(AIM):
Provide only the number of lines where "устранении" occurs.

(AVAILABLE DATA):
* * * * * * *
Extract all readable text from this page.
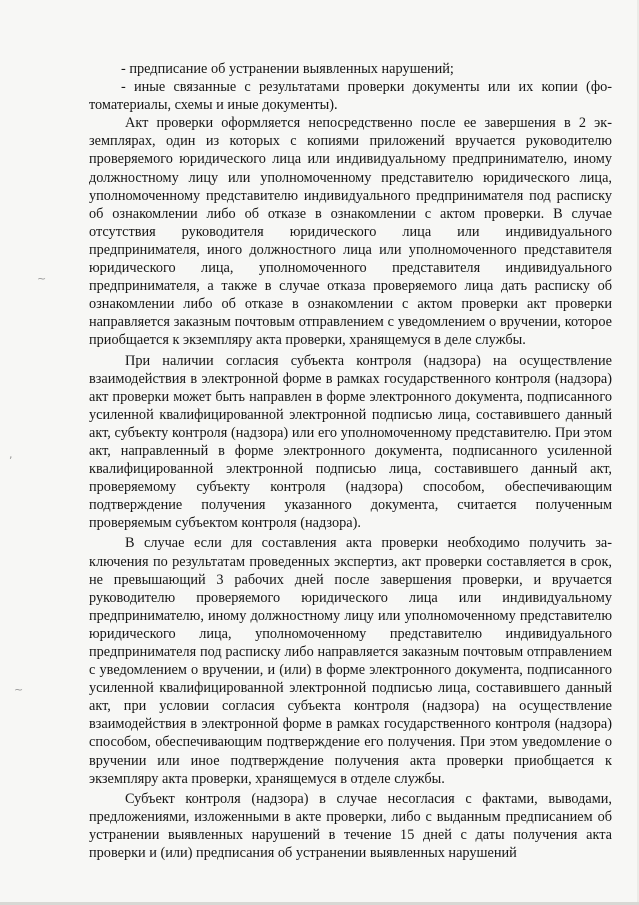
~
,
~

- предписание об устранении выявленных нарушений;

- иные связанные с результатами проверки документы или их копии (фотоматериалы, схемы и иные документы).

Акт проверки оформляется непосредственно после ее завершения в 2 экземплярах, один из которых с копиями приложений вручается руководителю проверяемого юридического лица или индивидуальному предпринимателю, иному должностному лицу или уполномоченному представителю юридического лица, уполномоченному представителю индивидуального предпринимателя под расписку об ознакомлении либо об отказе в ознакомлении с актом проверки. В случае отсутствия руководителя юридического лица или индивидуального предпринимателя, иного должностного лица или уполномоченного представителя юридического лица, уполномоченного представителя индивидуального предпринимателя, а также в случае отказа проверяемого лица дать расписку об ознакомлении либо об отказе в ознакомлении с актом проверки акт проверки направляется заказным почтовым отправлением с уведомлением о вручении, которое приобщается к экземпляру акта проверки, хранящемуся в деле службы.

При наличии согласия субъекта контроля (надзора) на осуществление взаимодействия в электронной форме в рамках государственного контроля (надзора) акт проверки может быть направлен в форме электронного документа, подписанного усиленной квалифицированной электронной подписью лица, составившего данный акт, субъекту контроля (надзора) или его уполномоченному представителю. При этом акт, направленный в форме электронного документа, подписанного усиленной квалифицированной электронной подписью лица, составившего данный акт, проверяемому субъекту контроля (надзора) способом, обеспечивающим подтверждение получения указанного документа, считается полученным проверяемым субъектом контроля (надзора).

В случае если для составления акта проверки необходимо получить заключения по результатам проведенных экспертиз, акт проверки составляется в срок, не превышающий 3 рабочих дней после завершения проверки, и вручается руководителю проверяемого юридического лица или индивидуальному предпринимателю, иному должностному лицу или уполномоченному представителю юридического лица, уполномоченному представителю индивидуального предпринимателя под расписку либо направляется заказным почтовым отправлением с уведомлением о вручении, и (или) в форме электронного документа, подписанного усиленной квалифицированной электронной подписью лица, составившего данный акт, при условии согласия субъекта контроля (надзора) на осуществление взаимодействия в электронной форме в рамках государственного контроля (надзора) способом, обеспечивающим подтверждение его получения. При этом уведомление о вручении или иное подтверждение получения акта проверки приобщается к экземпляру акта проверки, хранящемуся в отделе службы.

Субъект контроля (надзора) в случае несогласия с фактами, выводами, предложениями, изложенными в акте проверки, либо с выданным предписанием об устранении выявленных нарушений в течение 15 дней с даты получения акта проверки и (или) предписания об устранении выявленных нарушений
* * * * * * *
(WRITTEN SOLUTION):
2